Task directions:
Identify the lines bearing the string "Civil" and gather them.
────────────────────────────────────────
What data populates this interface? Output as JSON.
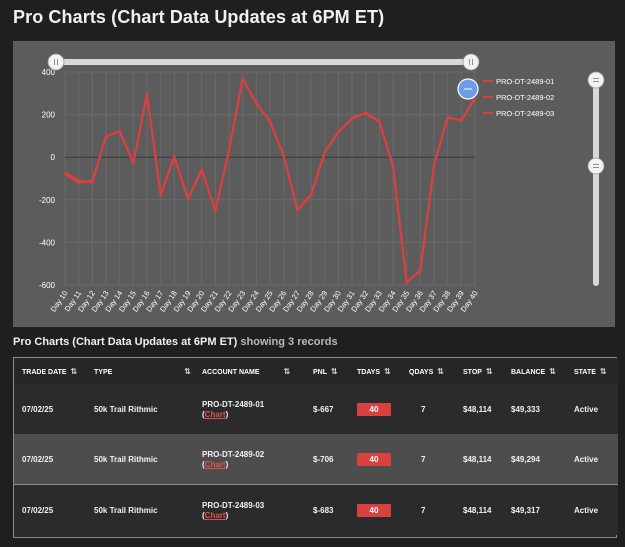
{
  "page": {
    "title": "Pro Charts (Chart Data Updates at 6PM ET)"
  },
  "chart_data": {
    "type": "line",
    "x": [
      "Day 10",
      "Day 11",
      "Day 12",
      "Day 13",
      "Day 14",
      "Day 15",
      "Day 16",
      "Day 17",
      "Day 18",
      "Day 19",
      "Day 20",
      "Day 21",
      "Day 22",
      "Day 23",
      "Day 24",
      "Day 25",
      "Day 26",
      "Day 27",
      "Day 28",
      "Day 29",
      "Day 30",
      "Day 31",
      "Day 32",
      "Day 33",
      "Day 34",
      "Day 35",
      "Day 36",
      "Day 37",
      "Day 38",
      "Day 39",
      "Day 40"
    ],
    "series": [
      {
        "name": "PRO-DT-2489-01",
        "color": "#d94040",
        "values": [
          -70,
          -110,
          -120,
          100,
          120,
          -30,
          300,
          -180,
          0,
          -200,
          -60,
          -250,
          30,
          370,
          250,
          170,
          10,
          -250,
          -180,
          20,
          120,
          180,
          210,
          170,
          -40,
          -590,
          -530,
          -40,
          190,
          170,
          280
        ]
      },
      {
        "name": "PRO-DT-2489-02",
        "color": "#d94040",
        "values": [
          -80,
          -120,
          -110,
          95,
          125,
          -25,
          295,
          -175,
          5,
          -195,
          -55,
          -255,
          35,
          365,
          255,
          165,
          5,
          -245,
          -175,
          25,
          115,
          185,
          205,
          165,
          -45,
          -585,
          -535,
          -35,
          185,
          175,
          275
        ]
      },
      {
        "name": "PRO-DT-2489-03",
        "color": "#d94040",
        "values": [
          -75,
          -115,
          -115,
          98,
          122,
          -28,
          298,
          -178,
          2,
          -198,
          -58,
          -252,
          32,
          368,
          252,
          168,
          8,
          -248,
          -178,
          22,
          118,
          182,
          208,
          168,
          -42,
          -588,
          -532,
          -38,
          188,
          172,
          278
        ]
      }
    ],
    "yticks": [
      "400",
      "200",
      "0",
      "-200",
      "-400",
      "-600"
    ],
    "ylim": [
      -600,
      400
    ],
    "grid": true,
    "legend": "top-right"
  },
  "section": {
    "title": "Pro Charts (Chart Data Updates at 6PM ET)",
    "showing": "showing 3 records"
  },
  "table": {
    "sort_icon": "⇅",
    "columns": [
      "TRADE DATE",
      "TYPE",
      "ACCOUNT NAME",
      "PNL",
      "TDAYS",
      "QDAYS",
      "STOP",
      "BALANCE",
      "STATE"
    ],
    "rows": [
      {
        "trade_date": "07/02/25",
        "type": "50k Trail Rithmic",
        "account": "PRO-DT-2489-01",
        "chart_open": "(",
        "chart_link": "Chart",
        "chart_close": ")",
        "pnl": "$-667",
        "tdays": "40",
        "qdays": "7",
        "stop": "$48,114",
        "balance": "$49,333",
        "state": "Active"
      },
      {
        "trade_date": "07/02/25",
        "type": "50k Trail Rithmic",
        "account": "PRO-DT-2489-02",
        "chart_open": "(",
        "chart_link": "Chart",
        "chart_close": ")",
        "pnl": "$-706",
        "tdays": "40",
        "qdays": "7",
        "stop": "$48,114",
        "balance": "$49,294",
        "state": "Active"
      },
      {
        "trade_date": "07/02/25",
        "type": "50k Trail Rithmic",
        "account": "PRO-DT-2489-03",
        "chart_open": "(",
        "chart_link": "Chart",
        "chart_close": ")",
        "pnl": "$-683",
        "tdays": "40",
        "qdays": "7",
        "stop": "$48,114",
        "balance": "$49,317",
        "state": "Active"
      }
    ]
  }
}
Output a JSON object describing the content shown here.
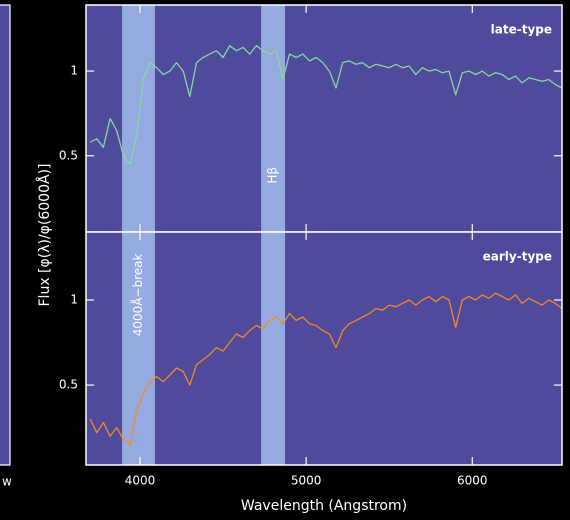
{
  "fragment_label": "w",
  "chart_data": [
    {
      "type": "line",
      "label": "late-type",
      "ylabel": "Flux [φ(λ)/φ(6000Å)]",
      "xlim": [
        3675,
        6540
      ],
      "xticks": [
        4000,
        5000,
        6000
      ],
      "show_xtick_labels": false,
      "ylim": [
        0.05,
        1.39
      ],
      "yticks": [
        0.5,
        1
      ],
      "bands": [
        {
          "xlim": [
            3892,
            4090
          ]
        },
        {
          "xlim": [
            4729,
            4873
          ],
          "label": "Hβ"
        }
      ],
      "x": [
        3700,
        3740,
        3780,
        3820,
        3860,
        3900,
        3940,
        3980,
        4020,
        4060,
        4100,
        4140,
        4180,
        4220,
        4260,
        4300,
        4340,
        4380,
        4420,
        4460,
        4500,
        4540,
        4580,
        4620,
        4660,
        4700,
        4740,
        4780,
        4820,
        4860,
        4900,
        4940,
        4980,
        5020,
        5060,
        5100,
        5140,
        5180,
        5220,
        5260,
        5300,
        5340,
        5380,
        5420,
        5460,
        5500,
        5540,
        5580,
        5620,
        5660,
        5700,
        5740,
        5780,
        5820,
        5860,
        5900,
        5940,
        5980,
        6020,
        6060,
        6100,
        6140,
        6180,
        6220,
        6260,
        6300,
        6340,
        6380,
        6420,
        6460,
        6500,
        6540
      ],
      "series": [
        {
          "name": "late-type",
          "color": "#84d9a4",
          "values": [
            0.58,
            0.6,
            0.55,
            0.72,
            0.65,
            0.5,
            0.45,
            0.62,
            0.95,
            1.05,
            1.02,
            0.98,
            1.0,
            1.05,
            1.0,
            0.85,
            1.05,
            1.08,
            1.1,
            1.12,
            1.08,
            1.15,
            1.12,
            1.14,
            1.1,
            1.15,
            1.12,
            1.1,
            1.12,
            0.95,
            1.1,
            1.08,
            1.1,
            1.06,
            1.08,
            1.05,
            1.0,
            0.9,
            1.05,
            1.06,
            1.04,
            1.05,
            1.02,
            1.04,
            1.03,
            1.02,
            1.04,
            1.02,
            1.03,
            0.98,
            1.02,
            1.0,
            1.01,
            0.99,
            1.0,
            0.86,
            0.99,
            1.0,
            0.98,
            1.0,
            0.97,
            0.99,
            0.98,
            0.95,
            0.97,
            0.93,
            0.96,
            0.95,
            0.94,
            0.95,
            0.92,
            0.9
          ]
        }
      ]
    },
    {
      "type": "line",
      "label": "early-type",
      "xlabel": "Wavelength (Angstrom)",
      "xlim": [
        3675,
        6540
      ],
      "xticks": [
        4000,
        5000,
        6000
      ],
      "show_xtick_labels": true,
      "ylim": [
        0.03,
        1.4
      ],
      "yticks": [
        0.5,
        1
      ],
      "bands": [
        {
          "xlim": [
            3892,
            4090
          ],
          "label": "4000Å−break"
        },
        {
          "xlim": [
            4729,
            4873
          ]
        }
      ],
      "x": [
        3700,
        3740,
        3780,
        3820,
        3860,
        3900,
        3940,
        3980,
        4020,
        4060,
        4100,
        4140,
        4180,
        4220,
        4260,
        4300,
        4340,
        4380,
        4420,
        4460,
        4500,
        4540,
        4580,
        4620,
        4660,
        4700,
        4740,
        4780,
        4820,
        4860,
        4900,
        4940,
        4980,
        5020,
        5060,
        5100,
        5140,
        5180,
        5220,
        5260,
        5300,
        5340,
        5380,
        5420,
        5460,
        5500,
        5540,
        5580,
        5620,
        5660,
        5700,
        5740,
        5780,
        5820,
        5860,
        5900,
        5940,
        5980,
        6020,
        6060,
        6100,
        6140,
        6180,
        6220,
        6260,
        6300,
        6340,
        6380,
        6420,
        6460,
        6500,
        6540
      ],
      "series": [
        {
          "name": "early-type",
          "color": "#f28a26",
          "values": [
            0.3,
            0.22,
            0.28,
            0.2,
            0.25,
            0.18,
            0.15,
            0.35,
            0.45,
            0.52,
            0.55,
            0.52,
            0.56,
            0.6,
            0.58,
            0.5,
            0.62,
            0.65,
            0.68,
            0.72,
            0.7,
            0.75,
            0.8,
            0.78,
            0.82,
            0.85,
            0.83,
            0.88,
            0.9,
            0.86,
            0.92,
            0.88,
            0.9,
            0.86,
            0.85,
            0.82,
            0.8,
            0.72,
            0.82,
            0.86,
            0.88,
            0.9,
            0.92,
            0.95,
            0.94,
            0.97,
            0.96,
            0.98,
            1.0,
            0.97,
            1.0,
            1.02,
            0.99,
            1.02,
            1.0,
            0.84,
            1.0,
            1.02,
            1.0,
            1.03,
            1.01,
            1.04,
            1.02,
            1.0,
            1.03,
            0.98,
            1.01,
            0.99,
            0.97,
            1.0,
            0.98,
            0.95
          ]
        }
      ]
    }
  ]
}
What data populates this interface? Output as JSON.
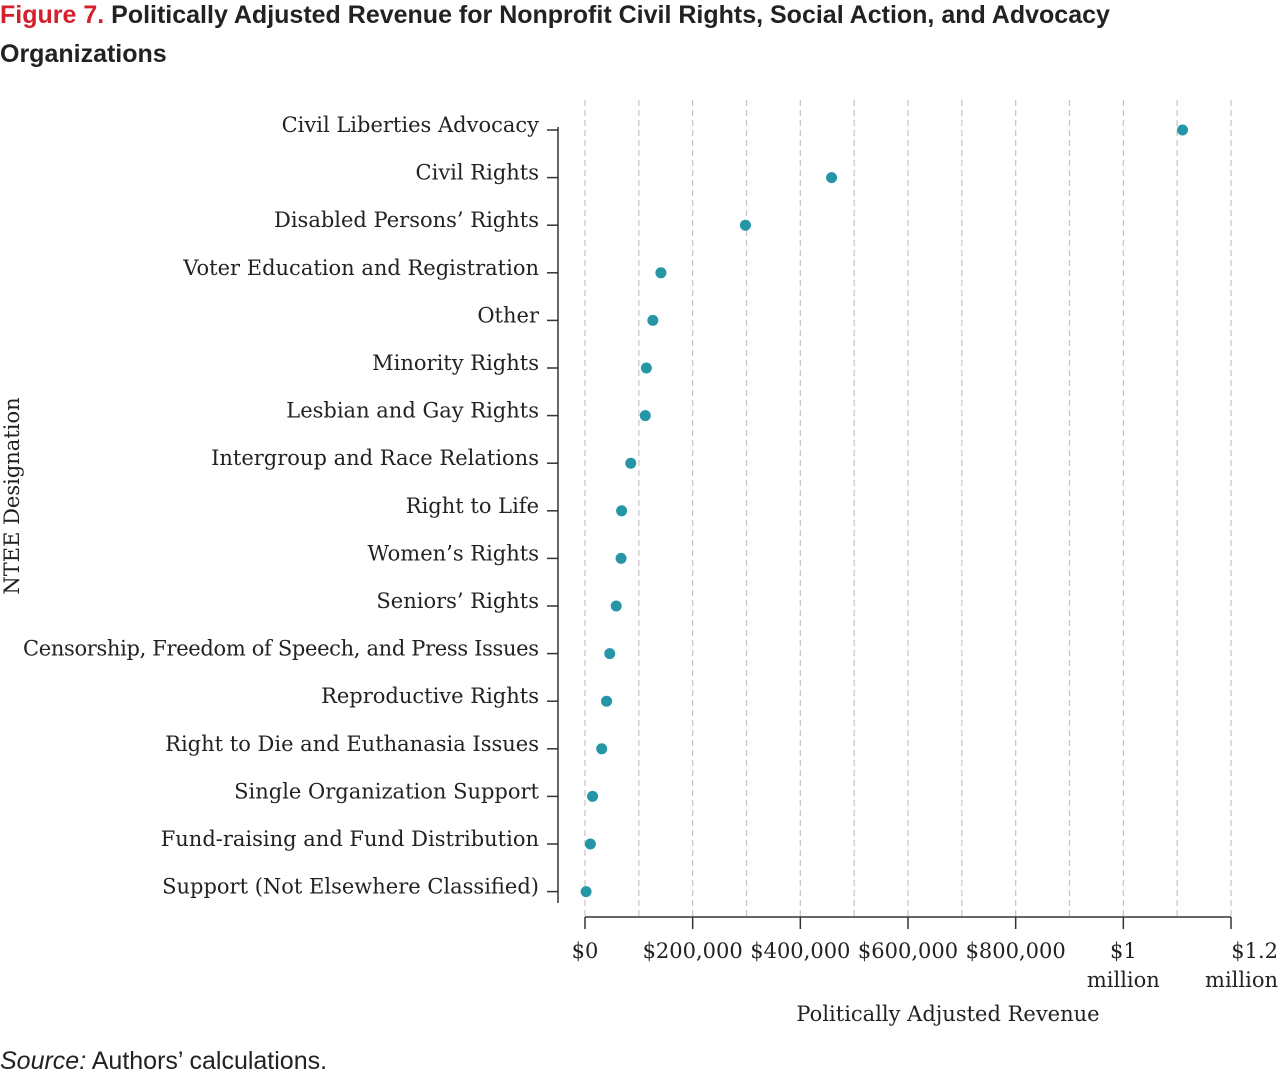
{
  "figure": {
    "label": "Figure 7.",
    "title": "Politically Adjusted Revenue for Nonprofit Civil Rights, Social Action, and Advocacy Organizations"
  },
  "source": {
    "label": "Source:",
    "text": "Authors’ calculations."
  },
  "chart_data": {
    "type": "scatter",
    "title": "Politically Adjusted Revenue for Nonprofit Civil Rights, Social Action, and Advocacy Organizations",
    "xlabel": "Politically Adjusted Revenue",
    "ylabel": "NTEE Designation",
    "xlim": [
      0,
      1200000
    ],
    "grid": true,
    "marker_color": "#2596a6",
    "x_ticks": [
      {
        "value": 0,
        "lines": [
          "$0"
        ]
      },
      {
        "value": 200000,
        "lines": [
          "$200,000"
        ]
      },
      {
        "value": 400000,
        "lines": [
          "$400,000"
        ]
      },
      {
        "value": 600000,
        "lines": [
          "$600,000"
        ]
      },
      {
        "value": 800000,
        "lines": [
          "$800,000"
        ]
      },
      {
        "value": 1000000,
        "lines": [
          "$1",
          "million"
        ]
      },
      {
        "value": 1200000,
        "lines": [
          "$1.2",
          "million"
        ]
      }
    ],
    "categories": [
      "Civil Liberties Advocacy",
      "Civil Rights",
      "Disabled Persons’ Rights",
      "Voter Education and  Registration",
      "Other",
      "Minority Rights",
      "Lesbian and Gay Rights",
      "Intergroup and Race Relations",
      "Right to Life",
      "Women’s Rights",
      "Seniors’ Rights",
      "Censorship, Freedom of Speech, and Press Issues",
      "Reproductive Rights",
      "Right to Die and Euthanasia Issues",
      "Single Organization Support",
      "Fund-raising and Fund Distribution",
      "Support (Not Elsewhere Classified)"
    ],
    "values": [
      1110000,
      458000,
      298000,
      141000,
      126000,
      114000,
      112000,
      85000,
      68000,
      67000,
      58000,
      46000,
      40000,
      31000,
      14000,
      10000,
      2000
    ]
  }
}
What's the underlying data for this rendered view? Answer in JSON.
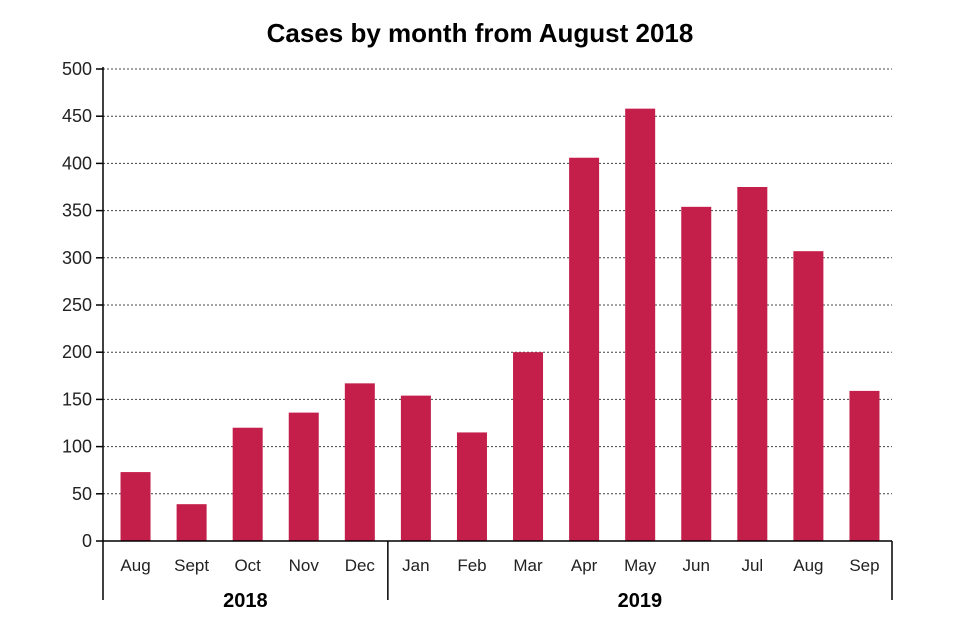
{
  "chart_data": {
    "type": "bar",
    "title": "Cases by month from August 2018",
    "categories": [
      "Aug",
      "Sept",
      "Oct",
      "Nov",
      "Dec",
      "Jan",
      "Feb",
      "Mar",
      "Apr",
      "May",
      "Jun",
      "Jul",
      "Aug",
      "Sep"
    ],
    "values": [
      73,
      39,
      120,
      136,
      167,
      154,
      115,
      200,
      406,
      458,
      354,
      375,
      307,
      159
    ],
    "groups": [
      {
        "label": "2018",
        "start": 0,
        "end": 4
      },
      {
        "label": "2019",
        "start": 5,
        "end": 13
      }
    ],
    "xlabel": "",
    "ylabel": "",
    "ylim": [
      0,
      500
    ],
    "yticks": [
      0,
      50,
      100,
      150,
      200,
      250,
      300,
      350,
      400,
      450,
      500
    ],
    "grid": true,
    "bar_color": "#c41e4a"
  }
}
────────────────────────────────────────
Written answer:
    "title": "Politically Adjusted Revenue for Nonprofit Civil Rights, Social Action, and Advocacy Organizations"
    "title": "Politically Adjusted Revenue for Nonprofit Civil Rights, Social Action, and Advocacy Organizations",
      "Civil Liberties Advocacy",
      "Civil Rights",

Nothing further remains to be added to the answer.